Search the data below for "principios"; list each line that holds it.
----- Exercise inputs -----
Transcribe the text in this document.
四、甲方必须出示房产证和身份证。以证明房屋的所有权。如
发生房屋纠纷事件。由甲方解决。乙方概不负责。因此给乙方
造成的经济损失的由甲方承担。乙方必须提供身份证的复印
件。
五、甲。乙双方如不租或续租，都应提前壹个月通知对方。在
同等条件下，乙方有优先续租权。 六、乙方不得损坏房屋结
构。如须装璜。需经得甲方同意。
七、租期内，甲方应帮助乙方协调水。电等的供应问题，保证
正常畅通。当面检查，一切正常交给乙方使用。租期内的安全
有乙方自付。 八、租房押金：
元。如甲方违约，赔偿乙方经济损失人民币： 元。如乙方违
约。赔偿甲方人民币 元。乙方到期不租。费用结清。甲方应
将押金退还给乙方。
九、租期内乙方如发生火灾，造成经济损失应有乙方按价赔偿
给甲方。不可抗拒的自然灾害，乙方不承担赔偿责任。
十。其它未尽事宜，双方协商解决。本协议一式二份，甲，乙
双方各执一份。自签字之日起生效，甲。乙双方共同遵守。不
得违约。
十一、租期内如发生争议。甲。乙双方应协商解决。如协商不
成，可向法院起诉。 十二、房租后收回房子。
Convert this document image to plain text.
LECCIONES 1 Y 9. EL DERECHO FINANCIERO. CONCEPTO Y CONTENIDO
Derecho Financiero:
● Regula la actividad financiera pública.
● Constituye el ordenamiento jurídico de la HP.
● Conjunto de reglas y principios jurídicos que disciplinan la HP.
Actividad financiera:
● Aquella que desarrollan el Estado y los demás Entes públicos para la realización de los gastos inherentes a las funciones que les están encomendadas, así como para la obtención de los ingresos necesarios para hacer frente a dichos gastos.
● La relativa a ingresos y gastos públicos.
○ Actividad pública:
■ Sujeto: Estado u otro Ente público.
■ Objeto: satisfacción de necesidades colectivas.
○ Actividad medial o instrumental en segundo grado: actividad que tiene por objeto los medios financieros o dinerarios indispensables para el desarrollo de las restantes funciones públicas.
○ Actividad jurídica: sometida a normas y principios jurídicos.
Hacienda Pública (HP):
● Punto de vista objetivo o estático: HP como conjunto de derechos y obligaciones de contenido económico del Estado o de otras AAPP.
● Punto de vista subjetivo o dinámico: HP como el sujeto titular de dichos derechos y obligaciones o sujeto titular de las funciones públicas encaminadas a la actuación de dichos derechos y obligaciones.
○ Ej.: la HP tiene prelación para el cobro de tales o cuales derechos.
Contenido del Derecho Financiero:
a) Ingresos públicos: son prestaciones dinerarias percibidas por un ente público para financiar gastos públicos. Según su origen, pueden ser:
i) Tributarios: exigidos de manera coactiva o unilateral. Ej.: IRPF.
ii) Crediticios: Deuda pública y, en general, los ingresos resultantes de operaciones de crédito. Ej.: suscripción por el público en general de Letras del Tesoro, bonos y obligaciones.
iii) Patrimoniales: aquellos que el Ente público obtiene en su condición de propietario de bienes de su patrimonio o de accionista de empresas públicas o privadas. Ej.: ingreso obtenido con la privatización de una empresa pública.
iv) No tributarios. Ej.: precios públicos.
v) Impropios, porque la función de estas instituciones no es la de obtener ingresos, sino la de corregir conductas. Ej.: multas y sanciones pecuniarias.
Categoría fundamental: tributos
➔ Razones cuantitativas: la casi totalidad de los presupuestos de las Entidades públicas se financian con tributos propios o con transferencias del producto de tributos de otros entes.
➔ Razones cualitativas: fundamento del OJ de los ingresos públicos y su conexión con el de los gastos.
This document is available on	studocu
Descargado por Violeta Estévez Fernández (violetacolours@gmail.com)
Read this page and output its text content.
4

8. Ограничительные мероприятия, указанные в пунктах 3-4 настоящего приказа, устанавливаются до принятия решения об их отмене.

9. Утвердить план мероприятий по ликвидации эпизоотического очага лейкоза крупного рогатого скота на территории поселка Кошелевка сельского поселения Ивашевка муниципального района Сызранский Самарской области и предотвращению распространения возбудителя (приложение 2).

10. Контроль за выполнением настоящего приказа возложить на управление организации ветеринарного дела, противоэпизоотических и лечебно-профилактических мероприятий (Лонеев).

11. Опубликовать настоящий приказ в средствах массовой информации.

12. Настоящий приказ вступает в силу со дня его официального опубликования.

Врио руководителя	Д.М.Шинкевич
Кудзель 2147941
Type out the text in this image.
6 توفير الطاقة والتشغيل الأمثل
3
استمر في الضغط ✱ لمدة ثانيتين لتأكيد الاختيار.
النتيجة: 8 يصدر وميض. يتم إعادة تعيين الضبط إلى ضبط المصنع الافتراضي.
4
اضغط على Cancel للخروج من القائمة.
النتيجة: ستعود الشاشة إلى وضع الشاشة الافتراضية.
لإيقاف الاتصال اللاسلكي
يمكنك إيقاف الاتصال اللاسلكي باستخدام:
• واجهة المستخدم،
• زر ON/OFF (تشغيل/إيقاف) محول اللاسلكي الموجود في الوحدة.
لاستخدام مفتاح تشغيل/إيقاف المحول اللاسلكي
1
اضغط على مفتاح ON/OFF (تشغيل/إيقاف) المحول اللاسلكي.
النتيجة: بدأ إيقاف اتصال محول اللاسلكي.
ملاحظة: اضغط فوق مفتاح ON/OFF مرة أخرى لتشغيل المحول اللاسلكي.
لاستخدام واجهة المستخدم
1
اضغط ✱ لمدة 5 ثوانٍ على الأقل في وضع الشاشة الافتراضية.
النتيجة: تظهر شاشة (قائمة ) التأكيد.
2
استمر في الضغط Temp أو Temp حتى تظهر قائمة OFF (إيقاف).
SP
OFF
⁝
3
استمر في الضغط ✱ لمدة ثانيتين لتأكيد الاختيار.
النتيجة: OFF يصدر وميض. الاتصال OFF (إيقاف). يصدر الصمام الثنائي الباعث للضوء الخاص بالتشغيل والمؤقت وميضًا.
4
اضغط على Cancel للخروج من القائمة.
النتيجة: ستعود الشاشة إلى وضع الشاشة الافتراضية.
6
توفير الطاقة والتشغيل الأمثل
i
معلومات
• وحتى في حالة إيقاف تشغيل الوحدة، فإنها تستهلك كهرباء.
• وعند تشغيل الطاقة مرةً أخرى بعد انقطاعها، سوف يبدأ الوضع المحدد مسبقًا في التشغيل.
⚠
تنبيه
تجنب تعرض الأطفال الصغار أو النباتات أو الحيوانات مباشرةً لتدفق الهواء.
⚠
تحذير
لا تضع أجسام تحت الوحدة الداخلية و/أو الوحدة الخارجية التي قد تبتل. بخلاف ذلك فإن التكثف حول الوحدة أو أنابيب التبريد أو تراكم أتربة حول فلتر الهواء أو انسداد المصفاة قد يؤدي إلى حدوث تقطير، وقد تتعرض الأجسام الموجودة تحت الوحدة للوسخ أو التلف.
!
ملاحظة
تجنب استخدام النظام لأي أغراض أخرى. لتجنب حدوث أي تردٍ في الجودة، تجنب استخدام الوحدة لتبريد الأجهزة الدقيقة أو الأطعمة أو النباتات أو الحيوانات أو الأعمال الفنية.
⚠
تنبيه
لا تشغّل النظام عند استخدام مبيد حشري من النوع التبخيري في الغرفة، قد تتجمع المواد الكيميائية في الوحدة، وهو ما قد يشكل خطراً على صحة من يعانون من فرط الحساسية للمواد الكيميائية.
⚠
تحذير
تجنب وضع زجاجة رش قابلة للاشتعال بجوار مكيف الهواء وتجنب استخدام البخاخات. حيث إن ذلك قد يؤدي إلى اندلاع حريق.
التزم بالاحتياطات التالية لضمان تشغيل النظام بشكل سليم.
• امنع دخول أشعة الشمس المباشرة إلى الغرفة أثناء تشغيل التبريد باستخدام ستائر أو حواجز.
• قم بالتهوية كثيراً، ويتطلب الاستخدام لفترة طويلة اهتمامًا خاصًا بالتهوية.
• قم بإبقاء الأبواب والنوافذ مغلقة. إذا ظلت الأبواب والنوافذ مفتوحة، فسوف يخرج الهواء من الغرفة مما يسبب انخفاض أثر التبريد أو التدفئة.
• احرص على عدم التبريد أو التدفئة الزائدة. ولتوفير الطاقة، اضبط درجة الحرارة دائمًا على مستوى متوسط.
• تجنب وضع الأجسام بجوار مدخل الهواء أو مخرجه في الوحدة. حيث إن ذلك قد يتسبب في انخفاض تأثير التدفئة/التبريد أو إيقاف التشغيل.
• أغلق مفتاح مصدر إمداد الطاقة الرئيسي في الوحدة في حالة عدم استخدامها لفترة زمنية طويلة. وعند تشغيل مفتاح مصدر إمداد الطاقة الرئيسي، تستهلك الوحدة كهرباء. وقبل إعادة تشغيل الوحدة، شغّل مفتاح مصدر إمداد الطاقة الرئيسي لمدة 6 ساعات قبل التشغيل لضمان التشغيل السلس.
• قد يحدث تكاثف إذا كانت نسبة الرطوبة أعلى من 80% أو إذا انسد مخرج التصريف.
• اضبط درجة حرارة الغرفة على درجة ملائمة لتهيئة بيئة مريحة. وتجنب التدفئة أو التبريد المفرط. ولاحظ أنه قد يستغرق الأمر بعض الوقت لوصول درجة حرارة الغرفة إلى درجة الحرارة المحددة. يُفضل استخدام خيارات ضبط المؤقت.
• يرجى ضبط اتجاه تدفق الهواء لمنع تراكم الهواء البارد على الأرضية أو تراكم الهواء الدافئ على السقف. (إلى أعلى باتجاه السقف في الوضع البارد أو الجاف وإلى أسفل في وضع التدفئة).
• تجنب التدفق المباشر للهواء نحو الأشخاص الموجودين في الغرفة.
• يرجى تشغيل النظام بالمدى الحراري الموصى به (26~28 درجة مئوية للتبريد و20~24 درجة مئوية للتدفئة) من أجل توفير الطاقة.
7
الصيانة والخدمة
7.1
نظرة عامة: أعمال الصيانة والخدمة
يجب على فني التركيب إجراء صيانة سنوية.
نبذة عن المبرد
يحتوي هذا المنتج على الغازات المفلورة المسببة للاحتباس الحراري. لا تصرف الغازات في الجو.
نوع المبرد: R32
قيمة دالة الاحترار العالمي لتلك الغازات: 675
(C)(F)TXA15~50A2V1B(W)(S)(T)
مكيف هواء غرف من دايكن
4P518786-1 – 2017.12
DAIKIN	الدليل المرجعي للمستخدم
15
-----
• Worked solution:
● Conjunto de reglas y principios jurídicos que disciplinan la HP.
○ Actividad jurídica: sometida a normas y principios jurídicos.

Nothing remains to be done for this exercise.